• _Set exercise_: Retype the entries below exactly, starting at the line containing "svg-text:D1: D1 [287,20,299,31]" and ending at the line containing "wire D4 top [220,9,222,17]".

• _Records for processing_:
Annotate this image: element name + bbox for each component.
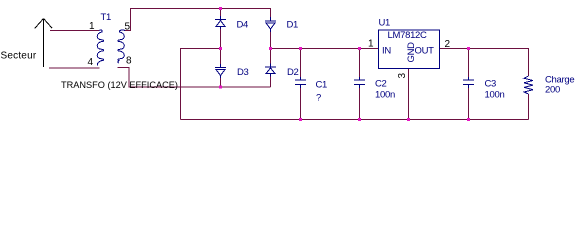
svg-text:D1: D1 [287,20,299,31]
wire D4 bottom to mid-left node [220,29,222,49]
svg-text:1: 1 [368,39,374,50]
svg-text:100n: 100n [485,90,505,101]
diode D1 (bar top, triangle down) [265,17,276,32]
transformer T1 secondary winding [118,30,125,63]
svg-text:100n: 100n [375,90,395,101]
svg-text:D4: D4 [237,20,249,31]
wire D4 top [220,9,222,17]
wire mid-left node to ground leg [181,49,221,120]
wire pin4 stub [49,67,100,69]
wire load bottom leg [528,94,530,120]
wire bottom ground rail [181,119,529,121]
diode D4 (bar top, triangle up) [215,16,226,29]
wire pin1 stub [50,30,99,32]
junction dots [219,7,470,121]
wire pin5 to top rail [125,9,271,31]
svg-text:C2: C2 [375,79,387,90]
transformer T1 primary winding [97,30,103,66]
svg-text:4: 4 [88,57,94,68]
wire C1 top leg [300,49,302,78]
svg-text:Secteur: Secteur [1,51,37,62]
capacitor C3 [463,77,474,88]
wire input rail to regulator [271,48,379,50]
diode D2 (bar top, triangle up) [265,64,276,77]
diode D3 (bar top, triangle down) [215,64,226,78]
wire D2 top to mid-right node [270,49,272,64]
svg-text:T1: T1 [101,12,112,23]
svg-text:2: 2 [445,39,451,50]
wire D1 bottom [270,32,272,49]
wire D2 bottom [270,77,272,88]
wire pin8 down-leg and AC2 run [118,68,271,88]
svg-text:3: 3 [397,72,408,78]
wire D3 top [220,49,222,65]
svg-text:U1: U1 [379,18,391,29]
svg-text:C1: C1 [316,80,328,91]
svg-text:8: 8 [126,56,132,67]
svg-text:IN: IN [382,46,391,57]
capacitor C2 [354,77,365,88]
svg-text:D3: D3 [237,67,249,78]
svg-text:200: 200 [545,85,560,96]
wire C3 bottom leg [468,88,470,120]
svg-text:C3: C3 [485,79,497,90]
wire regulator GND pin [408,69,410,120]
wire C2 bottom leg [359,88,361,120]
regulator U1 box [379,30,440,69]
source arrow (Secteur) [35,19,52,68]
wire D3 bottom to AC2 [220,78,222,87]
svg-text:LM7812C: LM7812C [388,30,428,41]
svg-text:?: ? [316,93,321,104]
wire C3 top leg [468,49,470,78]
wire output rail [440,49,529,77]
wire C2 top leg [359,49,361,78]
svg-text:D2: D2 [287,67,299,78]
resistor Rcharge zigzag [524,76,533,94]
capacitor C1 [295,77,306,88]
svg-text:1: 1 [89,21,95,32]
svg-text:OUT: OUT [415,46,435,57]
svg-text:5: 5 [125,22,131,33]
svg-text:GND: GND [406,42,417,63]
svg-text:TRANSFO (12V EFFICACE): TRANSFO (12V EFFICACE) [61,80,178,90]
wire C1 bottom leg [300,88,302,120]
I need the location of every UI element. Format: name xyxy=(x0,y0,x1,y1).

• _The completed task_:
svg-text:D1: D1 [287,20,299,31]
wire D4 bottom to mid-left node [220,29,222,49]
svg-text:1: 1 [368,39,374,50]
svg-text:100n: 100n [485,90,505,101]
diode D1 (bar top, triangle down) [265,17,276,32]
transformer T1 secondary winding [118,30,125,63]
svg-text:100n: 100n [375,90,395,101]
svg-text:D4: D4 [237,20,249,31]
wire D4 top [220,9,222,17]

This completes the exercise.